## Start Records shown

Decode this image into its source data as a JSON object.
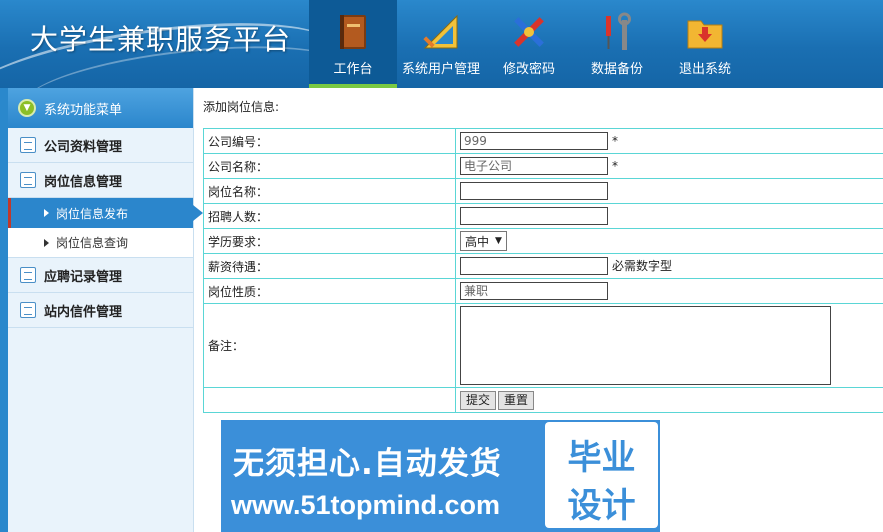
{
  "header": {
    "app_title": "大学生兼职服务平台",
    "nav": [
      {
        "label": "工作台",
        "icon": "book-icon",
        "active": true
      },
      {
        "label": "系统用户管理",
        "icon": "ruler-triangle-icon",
        "active": false
      },
      {
        "label": "修改密码",
        "icon": "tools-cross-icon",
        "active": false
      },
      {
        "label": "数据备份",
        "icon": "screwdriver-wrench-icon",
        "active": false
      },
      {
        "label": "退出系统",
        "icon": "folder-download-icon",
        "active": false
      }
    ]
  },
  "sidebar": {
    "title": "系统功能菜单",
    "groups": [
      {
        "label": "公司资料管理"
      },
      {
        "label": "岗位信息管理",
        "items": [
          {
            "label": "岗位信息发布",
            "active": true
          },
          {
            "label": "岗位信息查询",
            "active": false
          }
        ]
      },
      {
        "label": "应聘记录管理"
      },
      {
        "label": "站内信件管理"
      }
    ]
  },
  "main": {
    "title": "添加岗位信息:",
    "fields": {
      "company_no": {
        "label": "公司编号：",
        "value": "999",
        "required_mark": "*"
      },
      "company_name": {
        "label": "公司名称：",
        "value": "电子公司",
        "required_mark": "*"
      },
      "job_name": {
        "label": "岗位名称：",
        "value": ""
      },
      "headcount": {
        "label": "招聘人数：",
        "value": ""
      },
      "education": {
        "label": "学历要求：",
        "selected": "高中"
      },
      "salary": {
        "label": "薪资待遇：",
        "value": "",
        "hint": "必需数字型"
      },
      "job_type": {
        "label": "岗位性质：",
        "value": "兼职"
      },
      "remark": {
        "label": "备注：",
        "value": ""
      }
    },
    "buttons": {
      "submit": "提交",
      "reset": "重置"
    }
  },
  "watermark": {
    "line1": "无须担心.自动发货",
    "line2": "www.51topmind.com",
    "badge_line1": "毕业",
    "badge_line2": "设计"
  },
  "colors": {
    "header_blue": "#1a6fb2",
    "active_green": "#7ac943",
    "table_border": "#5ad6d6",
    "sidebar_active": "#2b86cc"
  }
}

## End Records shown

◆ Exercise details:
Above are the records. Copy every line in them holding "value".

◆ Written solution:
        "value": "999",
        "value": "电子公司",
        "value": ""
        "value": ""
        "value": "",
        "value": "兼职"
        "value": ""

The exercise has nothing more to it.